Records
+-------+

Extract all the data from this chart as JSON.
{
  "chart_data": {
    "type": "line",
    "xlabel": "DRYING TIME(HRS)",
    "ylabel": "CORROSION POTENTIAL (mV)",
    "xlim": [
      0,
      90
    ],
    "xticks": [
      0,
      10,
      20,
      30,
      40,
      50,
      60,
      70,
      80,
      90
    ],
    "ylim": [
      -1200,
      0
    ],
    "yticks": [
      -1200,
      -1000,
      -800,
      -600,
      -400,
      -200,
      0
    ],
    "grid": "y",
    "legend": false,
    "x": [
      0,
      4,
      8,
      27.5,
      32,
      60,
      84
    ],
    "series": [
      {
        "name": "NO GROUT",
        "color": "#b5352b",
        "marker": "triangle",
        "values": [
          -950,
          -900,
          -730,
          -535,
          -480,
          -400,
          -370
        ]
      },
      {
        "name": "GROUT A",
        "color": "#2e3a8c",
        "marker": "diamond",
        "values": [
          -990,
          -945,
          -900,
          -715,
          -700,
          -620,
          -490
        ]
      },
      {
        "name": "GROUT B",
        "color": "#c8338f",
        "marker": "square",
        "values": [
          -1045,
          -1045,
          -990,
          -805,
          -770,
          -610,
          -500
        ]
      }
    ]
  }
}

+-------+

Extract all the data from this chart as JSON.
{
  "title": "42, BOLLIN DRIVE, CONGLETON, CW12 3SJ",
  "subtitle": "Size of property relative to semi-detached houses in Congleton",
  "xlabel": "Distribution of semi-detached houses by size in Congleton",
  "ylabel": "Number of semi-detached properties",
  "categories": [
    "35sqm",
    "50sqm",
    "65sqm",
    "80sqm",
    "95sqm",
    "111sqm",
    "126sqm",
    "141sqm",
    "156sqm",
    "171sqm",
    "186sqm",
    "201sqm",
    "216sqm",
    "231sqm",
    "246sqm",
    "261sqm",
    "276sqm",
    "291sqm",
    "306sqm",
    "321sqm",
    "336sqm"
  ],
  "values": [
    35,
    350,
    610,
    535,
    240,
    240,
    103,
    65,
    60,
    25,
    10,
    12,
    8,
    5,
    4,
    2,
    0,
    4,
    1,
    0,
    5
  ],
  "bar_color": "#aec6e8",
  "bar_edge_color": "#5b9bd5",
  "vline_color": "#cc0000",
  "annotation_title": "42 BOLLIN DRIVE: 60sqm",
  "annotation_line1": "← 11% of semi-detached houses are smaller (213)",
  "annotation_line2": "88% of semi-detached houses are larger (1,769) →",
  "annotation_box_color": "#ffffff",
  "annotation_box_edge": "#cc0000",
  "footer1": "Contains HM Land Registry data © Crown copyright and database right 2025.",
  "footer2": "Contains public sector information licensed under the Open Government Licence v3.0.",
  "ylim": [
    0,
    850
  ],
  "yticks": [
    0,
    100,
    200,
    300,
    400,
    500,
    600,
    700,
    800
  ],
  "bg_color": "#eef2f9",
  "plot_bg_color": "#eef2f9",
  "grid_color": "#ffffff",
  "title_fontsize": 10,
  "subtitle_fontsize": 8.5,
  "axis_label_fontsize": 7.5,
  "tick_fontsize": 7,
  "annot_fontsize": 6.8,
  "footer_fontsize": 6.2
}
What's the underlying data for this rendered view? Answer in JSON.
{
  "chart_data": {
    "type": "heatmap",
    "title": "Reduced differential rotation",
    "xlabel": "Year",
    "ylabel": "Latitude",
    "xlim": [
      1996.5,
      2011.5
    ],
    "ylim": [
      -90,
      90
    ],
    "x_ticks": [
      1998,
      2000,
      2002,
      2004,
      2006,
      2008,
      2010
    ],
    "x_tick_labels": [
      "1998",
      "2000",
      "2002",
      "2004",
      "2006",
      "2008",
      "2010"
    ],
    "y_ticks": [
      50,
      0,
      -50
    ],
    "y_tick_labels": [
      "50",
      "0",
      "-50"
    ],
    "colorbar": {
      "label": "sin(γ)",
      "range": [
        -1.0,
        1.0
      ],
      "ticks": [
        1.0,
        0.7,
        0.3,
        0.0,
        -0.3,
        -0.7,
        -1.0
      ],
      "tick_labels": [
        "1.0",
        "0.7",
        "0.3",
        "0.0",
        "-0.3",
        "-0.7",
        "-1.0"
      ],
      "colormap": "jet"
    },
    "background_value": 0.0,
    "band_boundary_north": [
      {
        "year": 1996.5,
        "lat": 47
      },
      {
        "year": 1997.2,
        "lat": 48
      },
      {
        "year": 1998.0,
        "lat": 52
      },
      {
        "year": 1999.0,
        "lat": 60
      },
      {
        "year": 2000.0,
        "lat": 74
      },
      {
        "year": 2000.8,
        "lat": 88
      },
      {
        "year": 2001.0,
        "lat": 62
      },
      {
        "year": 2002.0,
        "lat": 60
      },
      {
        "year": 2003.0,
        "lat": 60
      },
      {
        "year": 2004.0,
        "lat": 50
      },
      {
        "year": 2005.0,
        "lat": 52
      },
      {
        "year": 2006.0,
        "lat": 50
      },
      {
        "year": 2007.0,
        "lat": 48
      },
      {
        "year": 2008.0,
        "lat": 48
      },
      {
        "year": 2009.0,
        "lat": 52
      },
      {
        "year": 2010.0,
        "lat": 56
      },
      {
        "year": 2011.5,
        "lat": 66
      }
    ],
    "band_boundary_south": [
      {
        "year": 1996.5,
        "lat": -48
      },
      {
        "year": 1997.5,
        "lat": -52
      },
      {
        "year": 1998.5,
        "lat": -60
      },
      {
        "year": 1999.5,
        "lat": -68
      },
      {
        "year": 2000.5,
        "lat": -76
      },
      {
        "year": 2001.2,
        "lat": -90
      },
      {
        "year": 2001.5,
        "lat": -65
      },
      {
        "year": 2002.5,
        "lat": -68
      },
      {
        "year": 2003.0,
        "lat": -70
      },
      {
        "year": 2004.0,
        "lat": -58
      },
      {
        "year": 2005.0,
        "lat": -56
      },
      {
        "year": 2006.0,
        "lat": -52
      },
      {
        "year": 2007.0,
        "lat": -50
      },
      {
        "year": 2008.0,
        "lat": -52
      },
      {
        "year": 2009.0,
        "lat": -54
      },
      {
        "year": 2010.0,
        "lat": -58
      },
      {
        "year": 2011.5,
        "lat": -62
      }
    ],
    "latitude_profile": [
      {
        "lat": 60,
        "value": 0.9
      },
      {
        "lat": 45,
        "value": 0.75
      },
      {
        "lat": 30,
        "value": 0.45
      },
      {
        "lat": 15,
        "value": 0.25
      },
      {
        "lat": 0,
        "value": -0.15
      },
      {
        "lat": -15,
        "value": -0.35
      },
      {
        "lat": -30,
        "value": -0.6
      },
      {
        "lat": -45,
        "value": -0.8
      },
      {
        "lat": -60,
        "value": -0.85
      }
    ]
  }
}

+-------+

> What the task requires
In the records above, how many lines contain the word "GROUT"? Give the number alone.

> Written response
3